#### What is being asked:
Every line of the material that follows must be printed again exactly.

=== Extracted material ===

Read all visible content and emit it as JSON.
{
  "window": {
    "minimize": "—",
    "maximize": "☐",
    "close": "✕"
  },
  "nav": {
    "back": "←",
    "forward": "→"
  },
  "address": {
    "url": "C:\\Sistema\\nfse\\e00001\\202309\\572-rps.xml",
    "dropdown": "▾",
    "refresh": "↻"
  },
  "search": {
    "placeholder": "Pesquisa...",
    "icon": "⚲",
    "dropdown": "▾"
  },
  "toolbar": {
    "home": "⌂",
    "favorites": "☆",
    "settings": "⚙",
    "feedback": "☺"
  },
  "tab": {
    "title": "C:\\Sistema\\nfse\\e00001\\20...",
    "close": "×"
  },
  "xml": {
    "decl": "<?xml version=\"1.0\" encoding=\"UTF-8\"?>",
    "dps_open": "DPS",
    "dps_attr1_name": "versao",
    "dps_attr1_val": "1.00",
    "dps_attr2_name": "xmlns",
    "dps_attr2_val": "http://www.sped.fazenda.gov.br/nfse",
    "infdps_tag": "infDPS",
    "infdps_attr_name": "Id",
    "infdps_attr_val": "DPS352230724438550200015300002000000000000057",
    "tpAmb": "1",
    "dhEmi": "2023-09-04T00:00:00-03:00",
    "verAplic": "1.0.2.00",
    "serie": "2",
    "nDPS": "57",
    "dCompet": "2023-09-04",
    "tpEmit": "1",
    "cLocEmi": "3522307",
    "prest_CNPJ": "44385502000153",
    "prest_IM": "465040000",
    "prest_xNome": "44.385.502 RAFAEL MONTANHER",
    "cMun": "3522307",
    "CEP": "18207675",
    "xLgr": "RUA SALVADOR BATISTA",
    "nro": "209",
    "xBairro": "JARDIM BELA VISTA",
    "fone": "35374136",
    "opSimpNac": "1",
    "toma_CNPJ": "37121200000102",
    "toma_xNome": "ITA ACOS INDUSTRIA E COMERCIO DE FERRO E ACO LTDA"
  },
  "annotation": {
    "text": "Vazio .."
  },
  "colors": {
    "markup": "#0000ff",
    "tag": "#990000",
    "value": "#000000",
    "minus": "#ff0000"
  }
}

===

#### Answer for the task:
Read all visible content and emit it as JSON.
{
  "window": {
    "minimize": "—",
    "maximize": "☐",
    "close": "✕"
  },
  "nav": {
    "back": "←",
    "forward": "→"
  },
  "address": {
    "url": "C:\\Sistema\\nfse\\e00001\\202309\\572-rps.xml",
    "dropdown": "▾",
    "refresh": "↻"
  },
  "search": {
    "placeholder": "Pesquisa...",
    "icon": "⚲",
    "dropdown": "▾"
  },
  "toolbar": {
    "home": "⌂",
    "favorites": "☆",
    "settings": "⚙",
    "feedback": "☺"
  },
  "tab": {
    "title": "C:\\Sistema\\nfse\\e00001\\20...",
    "close": "×"
  },
  "xml": {
    "decl": "<?xml version=\"1.0\" encoding=\"UTF-8\"?>",
    "dps_open": "DPS",
    "dps_attr1_name": "versao",
    "dps_attr1_val": "1.00",
    "dps_attr2_name": "xmlns",
    "dps_attr2_val": "http://www.sped.fazenda.gov.br/nfse",
    "infdps_tag": "infDPS",
    "infdps_attr_name": "Id",
    "infdps_attr_val": "DPS352230724438550200015300002000000000000057",
    "tpAmb": "1",
    "dhEmi": "2023-09-04T00:00:00-03:00",
    "verAplic": "1.0.2.00",
    "serie": "2",
    "nDPS": "57",
    "dCompet": "2023-09-04",
    "tpEmit": "1",
    "cLocEmi": "3522307",
    "prest_CNPJ": "44385502000153",
    "prest_IM": "465040000",
    "prest_xNome": "44.385.502 RAFAEL MONTANHER",
    "cMun": "3522307",
    "CEP": "18207675",
    "xLgr": "RUA SALVADOR BATISTA",
    "nro": "209",
    "xBairro": "JARDIM BELA VISTA",
    "fone": "35374136",
    "opSimpNac": "1",
    "toma_CNPJ": "37121200000102",
    "toma_xNome": "ITA ACOS INDUSTRIA E COMERCIO DE FERRO E ACO LTDA"
  },
  "annotation": {
    "text": "Vazio .."
  },
  "colors": {
    "markup": "#0000ff",
    "tag": "#990000",
    "value": "#000000",
    "minus": "#ff0000"
  }
}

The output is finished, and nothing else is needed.